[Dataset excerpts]
□ □ □ □
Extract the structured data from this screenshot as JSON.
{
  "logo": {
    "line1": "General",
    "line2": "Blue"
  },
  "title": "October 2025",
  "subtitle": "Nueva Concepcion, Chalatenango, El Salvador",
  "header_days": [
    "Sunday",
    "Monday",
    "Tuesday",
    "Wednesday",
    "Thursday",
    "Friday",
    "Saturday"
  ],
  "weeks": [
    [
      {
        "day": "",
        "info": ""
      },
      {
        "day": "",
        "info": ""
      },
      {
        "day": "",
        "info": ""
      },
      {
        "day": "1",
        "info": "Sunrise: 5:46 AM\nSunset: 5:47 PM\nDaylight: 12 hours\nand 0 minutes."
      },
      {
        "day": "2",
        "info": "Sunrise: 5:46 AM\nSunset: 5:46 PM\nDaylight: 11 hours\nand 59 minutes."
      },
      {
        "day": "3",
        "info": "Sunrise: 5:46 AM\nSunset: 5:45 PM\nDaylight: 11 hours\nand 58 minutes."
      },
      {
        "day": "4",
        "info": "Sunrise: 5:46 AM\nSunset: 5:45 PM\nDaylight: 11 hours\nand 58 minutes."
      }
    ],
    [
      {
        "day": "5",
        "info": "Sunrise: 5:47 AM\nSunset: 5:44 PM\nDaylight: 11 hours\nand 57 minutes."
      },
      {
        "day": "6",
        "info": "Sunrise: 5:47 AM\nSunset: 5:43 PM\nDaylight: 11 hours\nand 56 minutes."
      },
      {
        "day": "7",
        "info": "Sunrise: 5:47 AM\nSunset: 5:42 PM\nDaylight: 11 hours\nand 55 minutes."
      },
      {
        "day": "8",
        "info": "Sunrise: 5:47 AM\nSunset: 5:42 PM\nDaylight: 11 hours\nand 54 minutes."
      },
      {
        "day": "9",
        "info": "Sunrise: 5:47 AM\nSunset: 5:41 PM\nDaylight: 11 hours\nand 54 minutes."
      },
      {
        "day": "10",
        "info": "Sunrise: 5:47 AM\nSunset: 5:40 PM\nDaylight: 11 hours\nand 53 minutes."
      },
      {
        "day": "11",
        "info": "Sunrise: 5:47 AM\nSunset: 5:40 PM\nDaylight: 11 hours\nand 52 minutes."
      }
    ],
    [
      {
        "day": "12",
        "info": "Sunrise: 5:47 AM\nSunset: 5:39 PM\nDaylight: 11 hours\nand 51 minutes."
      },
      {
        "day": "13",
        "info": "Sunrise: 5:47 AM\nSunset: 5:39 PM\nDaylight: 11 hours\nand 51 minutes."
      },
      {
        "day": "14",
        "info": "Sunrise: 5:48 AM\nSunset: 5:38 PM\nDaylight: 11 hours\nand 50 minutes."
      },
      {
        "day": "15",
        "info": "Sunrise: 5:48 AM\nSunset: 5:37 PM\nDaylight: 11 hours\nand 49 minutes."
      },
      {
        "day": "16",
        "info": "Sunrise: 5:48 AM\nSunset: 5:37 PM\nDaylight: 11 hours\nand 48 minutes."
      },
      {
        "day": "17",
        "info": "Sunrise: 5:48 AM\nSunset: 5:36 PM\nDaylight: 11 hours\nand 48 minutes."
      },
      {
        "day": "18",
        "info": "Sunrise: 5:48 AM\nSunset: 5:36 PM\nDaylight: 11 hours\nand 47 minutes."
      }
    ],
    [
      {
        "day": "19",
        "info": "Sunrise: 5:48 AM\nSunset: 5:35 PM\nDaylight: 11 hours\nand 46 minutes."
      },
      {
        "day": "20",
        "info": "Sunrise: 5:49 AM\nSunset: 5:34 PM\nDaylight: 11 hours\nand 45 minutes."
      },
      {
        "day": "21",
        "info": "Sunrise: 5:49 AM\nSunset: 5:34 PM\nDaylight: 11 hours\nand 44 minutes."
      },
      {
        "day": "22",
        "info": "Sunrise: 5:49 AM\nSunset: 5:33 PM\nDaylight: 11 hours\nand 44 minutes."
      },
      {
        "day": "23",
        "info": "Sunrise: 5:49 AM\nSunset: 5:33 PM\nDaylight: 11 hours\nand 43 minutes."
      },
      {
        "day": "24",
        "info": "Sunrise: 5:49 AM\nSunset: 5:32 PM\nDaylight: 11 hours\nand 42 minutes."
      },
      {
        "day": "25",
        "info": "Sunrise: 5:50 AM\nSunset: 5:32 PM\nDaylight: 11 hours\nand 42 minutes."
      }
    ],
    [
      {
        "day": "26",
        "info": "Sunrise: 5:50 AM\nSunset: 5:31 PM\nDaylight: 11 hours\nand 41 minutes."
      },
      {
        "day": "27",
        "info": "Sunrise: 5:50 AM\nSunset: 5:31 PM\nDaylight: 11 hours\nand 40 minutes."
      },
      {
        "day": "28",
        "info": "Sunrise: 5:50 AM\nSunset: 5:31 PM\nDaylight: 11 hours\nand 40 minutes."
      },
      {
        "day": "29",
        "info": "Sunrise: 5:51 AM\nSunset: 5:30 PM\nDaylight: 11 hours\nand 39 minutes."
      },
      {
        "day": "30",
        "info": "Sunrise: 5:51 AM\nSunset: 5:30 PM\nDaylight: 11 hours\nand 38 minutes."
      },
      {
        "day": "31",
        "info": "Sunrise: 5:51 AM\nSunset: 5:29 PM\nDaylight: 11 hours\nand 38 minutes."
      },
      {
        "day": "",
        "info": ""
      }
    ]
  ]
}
□ □ □ □
Exercise objective: Each entry is to be returned in full, character for character.

Reply:
Extract the structured data from this screenshot as JSON.
{
  "logo": {
    "line1": "General",
    "line2": "Blue"
  },
  "title": "October 2025",
  "subtitle": "Nueva Concepcion, Chalatenango, El Salvador",
  "header_days": [
    "Sunday",
    "Monday",
    "Tuesday",
    "Wednesday",
    "Thursday",
    "Friday",
    "Saturday"
  ],
  "weeks": [
    [
      {
        "day": "",
        "info": ""
      },
      {
        "day": "",
        "info": ""
      },
      {
        "day": "",
        "info": ""
      },
      {
        "day": "1",
        "info": "Sunrise: 5:46 AM\nSunset: 5:47 PM\nDaylight: 12 hours\nand 0 minutes."
      },
      {
        "day": "2",
        "info": "Sunrise: 5:46 AM\nSunset: 5:46 PM\nDaylight: 11 hours\nand 59 minutes."
      },
      {
        "day": "3",
        "info": "Sunrise: 5:46 AM\nSunset: 5:45 PM\nDaylight: 11 hours\nand 58 minutes."
      },
      {
        "day": "4",
        "info": "Sunrise: 5:46 AM\nSunset: 5:45 PM\nDaylight: 11 hours\nand 58 minutes."
      }
    ],
    [
      {
        "day": "5",
        "info": "Sunrise: 5:47 AM\nSunset: 5:44 PM\nDaylight: 11 hours\nand 57 minutes."
      },
      {
        "day": "6",
        "info": "Sunrise: 5:47 AM\nSunset: 5:43 PM\nDaylight: 11 hours\nand 56 minutes."
      },
      {
        "day": "7",
        "info": "Sunrise: 5:47 AM\nSunset: 5:42 PM\nDaylight: 11 hours\nand 55 minutes."
      },
      {
        "day": "8",
        "info": "Sunrise: 5:47 AM\nSunset: 5:42 PM\nDaylight: 11 hours\nand 54 minutes."
      },
      {
        "day": "9",
        "info": "Sunrise: 5:47 AM\nSunset: 5:41 PM\nDaylight: 11 hours\nand 54 minutes."
      },
      {
        "day": "10",
        "info": "Sunrise: 5:47 AM\nSunset: 5:40 PM\nDaylight: 11 hours\nand 53 minutes."
      },
      {
        "day": "11",
        "info": "Sunrise: 5:47 AM\nSunset: 5:40 PM\nDaylight: 11 hours\nand 52 minutes."
      }
    ],
    [
      {
        "day": "12",
        "info": "Sunrise: 5:47 AM\nSunset: 5:39 PM\nDaylight: 11 hours\nand 51 minutes."
      },
      {
        "day": "13",
        "info": "Sunrise: 5:47 AM\nSunset: 5:39 PM\nDaylight: 11 hours\nand 51 minutes."
      },
      {
        "day": "14",
        "info": "Sunrise: 5:48 AM\nSunset: 5:38 PM\nDaylight: 11 hours\nand 50 minutes."
      },
      {
        "day": "15",
        "info": "Sunrise: 5:48 AM\nSunset: 5:37 PM\nDaylight: 11 hours\nand 49 minutes."
      },
      {
        "day": "16",
        "info": "Sunrise: 5:48 AM\nSunset: 5:37 PM\nDaylight: 11 hours\nand 48 minutes."
      },
      {
        "day": "17",
        "info": "Sunrise: 5:48 AM\nSunset: 5:36 PM\nDaylight: 11 hours\nand 48 minutes."
      },
      {
        "day": "18",
        "info": "Sunrise: 5:48 AM\nSunset: 5:36 PM\nDaylight: 11 hours\nand 47 minutes."
      }
    ],
    [
      {
        "day": "19",
        "info": "Sunrise: 5:48 AM\nSunset: 5:35 PM\nDaylight: 11 hours\nand 46 minutes."
      },
      {
        "day": "20",
        "info": "Sunrise: 5:49 AM\nSunset: 5:34 PM\nDaylight: 11 hours\nand 45 minutes."
      },
      {
        "day": "21",
        "info": "Sunrise: 5:49 AM\nSunset: 5:34 PM\nDaylight: 11 hours\nand 44 minutes."
      },
      {
        "day": "22",
        "info": "Sunrise: 5:49 AM\nSunset: 5:33 PM\nDaylight: 11 hours\nand 44 minutes."
      },
      {
        "day": "23",
        "info": "Sunrise: 5:49 AM\nSunset: 5:33 PM\nDaylight: 11 hours\nand 43 minutes."
      },
      {
        "day": "24",
        "info": "Sunrise: 5:49 AM\nSunset: 5:32 PM\nDaylight: 11 hours\nand 42 minutes."
      },
      {
        "day": "25",
        "info": "Sunrise: 5:50 AM\nSunset: 5:32 PM\nDaylight: 11 hours\nand 42 minutes."
      }
    ],
    [
      {
        "day": "26",
        "info": "Sunrise: 5:50 AM\nSunset: 5:31 PM\nDaylight: 11 hours\nand 41 minutes."
      },
      {
        "day": "27",
        "info": "Sunrise: 5:50 AM\nSunset: 5:31 PM\nDaylight: 11 hours\nand 40 minutes."
      },
      {
        "day": "28",
        "info": "Sunrise: 5:50 AM\nSunset: 5:31 PM\nDaylight: 11 hours\nand 40 minutes."
      },
      {
        "day": "29",
        "info": "Sunrise: 5:51 AM\nSunset: 5:30 PM\nDaylight: 11 hours\nand 39 minutes."
      },
      {
        "day": "30",
        "info": "Sunrise: 5:51 AM\nSunset: 5:30 PM\nDaylight: 11 hours\nand 38 minutes."
      },
      {
        "day": "31",
        "info": "Sunrise: 5:51 AM\nSunset: 5:29 PM\nDaylight: 11 hours\nand 38 minutes."
      },
      {
        "day": "",
        "info": ""
      }
    ]
  ]
}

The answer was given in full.